▶ PASSAGE FOR REVIEW
Running a local/private AI
Here are a few tools to run AI locally on your computer.
Option 1. Using Ollama
Step 1 Download and install Ollama
One command for Linux:
$ curl -fsSL https://ollama.com/install.sh | sh
>>> Downloading ollama...
######################################################################## 100.0%##O#-#
######################################################################## 100.0%
>>> Installing ollama to /usr/local/bin...
NVIDIA GPU installed.
>>> The Ollama API is now available at 127.0.0.1:11434.
>>> Install complete. Run "ollama" from the command line.
If you have a fast GPU make sure you get that line of GPU installed.
. AI is GPU hungry, so the faster the GPU the better. If you don’t have a GPU, you can still run AI, but it will be much slower and you will have to get by with smaller models.
Step 2 - Choose your AI model.
You can download thousands of AI models from Hugginface
In particular here we are going to set up the Llama 2 LLM (Large Langulge Model), which has 3 flavours dependending on the size of the model you want to use. The larger the model, the more accurate the results, but also the more resources it will consume.
You may want to run the bigget model you computer can handle. As an example the requirements for the 3 models are:
- llama2 7B - 4GB to 10GB of RAM
- llama2 13B - 10GB to 18GB of RAM
- llama2 70B - 40GB to 80GB of RAM
Step 3 - Run the model you want with ollama.
ollama run llama2:70b
Step 4. You can have multiple models and view them with ollama list
$ ollama list
NAME ID SIZE MODIFIED
llama2:13b d475bf4c50bc 7.4 GB 10 days ago
llama2:70b e7f6c06ffef4 38 GB 10 days ago
llama2:latest 78e26419b446 3.8 GB 10 days ago
llama2-uncensored:latest 44040b922233 3.8 GB 10 days ago
Fine-tune
Option 2. Using Private-GPT
With privategpt you can also fine tune the model with your own data.
To fine tune the model with your own data with one command:
make ingest ./my-data -- --watch

▶ TO DO
Rewrite the passage of the guide to running AI locally starting with "Option 1. Using" and going on through "with smaller models.", substituting "graphics card" for "GPU" each time it appears. Draw only on the guide to running AI locally to complete this work.

▶ DATASET EXTRACT
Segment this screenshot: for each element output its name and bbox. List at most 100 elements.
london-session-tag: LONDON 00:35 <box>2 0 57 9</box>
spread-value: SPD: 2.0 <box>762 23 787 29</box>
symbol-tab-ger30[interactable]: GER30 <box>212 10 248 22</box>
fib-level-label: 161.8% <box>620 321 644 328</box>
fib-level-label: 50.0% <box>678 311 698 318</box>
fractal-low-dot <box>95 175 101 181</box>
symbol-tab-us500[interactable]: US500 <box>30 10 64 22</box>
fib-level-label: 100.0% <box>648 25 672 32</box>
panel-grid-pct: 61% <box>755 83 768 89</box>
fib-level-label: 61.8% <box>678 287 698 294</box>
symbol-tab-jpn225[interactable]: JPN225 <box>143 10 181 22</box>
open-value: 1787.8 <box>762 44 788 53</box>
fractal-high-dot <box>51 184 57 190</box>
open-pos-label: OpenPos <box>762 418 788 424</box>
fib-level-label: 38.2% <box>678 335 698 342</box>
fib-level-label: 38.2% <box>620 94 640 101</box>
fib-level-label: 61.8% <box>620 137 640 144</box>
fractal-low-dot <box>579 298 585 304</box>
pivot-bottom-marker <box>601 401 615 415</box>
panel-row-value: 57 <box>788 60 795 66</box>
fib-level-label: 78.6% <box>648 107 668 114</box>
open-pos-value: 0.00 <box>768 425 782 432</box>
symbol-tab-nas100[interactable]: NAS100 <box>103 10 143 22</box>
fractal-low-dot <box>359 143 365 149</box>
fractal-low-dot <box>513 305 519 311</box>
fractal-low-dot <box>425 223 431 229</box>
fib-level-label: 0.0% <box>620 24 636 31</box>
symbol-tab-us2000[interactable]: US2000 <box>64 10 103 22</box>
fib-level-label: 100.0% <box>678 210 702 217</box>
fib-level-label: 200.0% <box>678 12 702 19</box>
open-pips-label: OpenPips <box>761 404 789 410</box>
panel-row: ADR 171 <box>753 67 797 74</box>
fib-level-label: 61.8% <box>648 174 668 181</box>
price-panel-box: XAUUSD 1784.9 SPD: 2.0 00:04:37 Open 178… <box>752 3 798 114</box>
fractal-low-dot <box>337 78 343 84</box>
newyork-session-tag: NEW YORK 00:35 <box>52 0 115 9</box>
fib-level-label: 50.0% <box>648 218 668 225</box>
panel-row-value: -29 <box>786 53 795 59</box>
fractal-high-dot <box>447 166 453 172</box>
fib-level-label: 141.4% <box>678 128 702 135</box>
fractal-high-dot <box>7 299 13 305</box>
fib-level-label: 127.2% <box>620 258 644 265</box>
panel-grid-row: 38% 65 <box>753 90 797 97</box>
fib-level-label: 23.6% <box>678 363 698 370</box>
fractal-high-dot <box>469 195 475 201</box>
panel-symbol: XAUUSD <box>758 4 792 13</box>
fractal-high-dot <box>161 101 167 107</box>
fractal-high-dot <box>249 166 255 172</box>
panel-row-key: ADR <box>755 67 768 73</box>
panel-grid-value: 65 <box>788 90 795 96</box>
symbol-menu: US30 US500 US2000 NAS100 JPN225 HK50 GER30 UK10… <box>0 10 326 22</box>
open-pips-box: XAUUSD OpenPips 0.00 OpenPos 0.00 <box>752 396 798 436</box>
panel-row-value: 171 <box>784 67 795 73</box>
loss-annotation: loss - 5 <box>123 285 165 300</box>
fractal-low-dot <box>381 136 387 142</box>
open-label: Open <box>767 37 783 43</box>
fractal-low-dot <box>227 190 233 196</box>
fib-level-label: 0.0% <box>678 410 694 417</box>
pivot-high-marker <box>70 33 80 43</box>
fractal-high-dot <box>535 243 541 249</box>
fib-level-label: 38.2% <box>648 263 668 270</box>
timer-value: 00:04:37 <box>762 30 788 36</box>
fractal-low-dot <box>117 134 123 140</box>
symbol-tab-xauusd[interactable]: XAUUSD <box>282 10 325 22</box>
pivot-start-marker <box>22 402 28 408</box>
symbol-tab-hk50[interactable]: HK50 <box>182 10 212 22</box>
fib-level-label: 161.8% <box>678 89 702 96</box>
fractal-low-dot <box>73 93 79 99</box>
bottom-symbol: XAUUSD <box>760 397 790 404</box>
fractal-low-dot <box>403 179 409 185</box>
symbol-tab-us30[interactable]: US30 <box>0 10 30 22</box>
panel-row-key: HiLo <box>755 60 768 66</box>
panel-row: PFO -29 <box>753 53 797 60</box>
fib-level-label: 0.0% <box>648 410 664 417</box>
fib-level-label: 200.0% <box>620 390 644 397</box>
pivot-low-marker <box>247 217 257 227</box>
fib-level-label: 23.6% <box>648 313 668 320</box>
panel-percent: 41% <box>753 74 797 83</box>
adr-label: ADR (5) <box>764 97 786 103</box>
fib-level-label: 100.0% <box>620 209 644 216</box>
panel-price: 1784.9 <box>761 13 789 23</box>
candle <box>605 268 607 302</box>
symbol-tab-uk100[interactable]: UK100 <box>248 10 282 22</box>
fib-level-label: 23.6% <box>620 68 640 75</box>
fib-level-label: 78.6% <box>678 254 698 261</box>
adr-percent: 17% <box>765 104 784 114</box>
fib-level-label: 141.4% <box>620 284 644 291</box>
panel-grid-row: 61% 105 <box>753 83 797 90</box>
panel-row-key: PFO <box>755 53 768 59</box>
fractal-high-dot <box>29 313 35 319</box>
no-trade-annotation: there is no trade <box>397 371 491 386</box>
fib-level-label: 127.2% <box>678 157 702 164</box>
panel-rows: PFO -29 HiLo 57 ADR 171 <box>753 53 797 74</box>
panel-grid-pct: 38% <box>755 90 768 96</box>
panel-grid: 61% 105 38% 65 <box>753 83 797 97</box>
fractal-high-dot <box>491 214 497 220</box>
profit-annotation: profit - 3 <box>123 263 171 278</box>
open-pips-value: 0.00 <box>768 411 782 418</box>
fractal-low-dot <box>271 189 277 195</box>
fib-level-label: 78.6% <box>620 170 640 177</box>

▶ ANSWER SECTION
Option 1. Using Ollama
Step 1 Download and install Ollama
One command for Linux:
$ curl -fsSL https://ollama.com/install.sh | sh
>>> Downloading ollama...
######################################################################## 100.0%##O#-#
######################################################################## 100.0%
>>> Installing ollama to /usr/local/bin...
NVIDIA graphics card installed.
>>> The Ollama API is now available at 127.0.0.1:11434.
>>> Install complete. Run "ollama" from the command line.
If you have a fast graphics card make sure you get that line of graphics card installed.
. AI is graphics card hungry, so the faster the graphics card the better. If you don’t have a graphics card, you can still run AI, but it will be much slower and you will have to get by with smaller models.